Data extract:

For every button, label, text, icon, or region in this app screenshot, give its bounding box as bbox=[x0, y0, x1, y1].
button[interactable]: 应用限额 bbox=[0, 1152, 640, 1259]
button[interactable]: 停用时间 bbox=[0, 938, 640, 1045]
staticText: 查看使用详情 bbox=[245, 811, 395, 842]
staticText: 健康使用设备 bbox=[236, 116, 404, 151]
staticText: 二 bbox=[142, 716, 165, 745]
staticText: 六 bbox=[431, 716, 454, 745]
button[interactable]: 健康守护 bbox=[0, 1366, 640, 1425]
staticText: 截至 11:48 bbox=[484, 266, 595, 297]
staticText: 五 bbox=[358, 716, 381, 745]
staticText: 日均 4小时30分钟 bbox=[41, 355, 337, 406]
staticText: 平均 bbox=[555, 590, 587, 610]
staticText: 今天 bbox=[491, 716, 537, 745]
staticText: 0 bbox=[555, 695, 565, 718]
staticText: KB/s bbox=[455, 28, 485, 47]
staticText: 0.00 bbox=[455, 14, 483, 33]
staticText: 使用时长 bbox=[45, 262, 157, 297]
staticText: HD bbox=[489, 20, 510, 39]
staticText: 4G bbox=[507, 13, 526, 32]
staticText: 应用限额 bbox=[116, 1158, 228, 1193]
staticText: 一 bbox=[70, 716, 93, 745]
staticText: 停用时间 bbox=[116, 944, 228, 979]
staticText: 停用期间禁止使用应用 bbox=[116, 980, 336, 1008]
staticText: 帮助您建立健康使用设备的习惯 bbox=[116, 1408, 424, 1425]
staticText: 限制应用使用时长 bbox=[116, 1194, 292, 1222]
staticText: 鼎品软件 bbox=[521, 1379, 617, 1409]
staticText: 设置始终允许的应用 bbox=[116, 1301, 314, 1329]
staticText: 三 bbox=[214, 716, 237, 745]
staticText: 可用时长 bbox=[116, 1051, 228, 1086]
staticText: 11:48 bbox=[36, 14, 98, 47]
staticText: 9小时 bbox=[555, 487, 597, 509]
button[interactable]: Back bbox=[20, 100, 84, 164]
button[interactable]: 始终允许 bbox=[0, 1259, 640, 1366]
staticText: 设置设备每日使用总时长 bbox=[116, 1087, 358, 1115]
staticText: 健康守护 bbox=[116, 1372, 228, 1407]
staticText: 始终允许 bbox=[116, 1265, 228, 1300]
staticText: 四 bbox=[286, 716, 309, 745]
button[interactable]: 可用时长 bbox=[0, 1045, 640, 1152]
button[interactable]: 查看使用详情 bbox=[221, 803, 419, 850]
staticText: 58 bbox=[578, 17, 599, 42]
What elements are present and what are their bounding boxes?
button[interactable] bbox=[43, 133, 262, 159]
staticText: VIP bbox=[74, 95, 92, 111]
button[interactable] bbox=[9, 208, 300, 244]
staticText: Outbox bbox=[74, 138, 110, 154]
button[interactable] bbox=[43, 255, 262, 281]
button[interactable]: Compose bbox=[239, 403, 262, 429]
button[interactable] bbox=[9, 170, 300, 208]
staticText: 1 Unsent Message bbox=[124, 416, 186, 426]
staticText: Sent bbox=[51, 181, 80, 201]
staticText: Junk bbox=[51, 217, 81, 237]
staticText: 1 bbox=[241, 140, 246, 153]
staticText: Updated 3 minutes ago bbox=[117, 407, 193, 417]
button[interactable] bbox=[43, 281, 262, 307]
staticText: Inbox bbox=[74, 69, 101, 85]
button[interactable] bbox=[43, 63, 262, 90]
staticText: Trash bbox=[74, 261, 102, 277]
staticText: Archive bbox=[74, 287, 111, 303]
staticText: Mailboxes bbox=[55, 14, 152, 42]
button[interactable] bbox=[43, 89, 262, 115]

Stated problem: Copy the items above word for word, from the very first line through the line that contains "staticText: 设置设备每日使用总时长 bbox=[116, 1087, 358, 1115]".

Solution:
For every button, label, text, icon, or region in this app screenshot, give its bounding box as bbox=[x0, y0, x1, y1].
button[interactable]: 应用限额 bbox=[0, 1152, 640, 1259]
button[interactable]: 停用时间 bbox=[0, 938, 640, 1045]
staticText: 查看使用详情 bbox=[245, 811, 395, 842]
staticText: 健康使用设备 bbox=[236, 116, 404, 151]
staticText: 二 bbox=[142, 716, 165, 745]
staticText: 六 bbox=[431, 716, 454, 745]
button[interactable]: 健康守护 bbox=[0, 1366, 640, 1425]
staticText: 截至 11:48 bbox=[484, 266, 595, 297]
staticText: 五 bbox=[358, 716, 381, 745]
staticText: 日均 4小时30分钟 bbox=[41, 355, 337, 406]
staticText: 平均 bbox=[555, 590, 587, 610]
staticText: 今天 bbox=[491, 716, 537, 745]
staticText: 0 bbox=[555, 695, 565, 718]
staticText: KB/s bbox=[455, 28, 485, 47]
staticText: 0.00 bbox=[455, 14, 483, 33]
staticText: 使用时长 bbox=[45, 262, 157, 297]
staticText: HD bbox=[489, 20, 510, 39]
staticText: 4G bbox=[507, 13, 526, 32]
staticText: 应用限额 bbox=[116, 1158, 228, 1193]
staticText: 一 bbox=[70, 716, 93, 745]
staticText: 停用时间 bbox=[116, 944, 228, 979]
staticText: 停用期间禁止使用应用 bbox=[116, 980, 336, 1008]
staticText: 帮助您建立健康使用设备的习惯 bbox=[116, 1408, 424, 1425]
staticText: 限制应用使用时长 bbox=[116, 1194, 292, 1222]
staticText: 鼎品软件 bbox=[521, 1379, 617, 1409]
staticText: 设置始终允许的应用 bbox=[116, 1301, 314, 1329]
staticText: 三 bbox=[214, 716, 237, 745]
staticText: 可用时长 bbox=[116, 1051, 228, 1086]
staticText: 11:48 bbox=[36, 14, 98, 47]
staticText: 9小时 bbox=[555, 487, 597, 509]
button[interactable]: Back bbox=[20, 100, 84, 164]
button[interactable]: 始终允许 bbox=[0, 1259, 640, 1366]
staticText: 设置设备每日使用总时长 bbox=[116, 1087, 358, 1115]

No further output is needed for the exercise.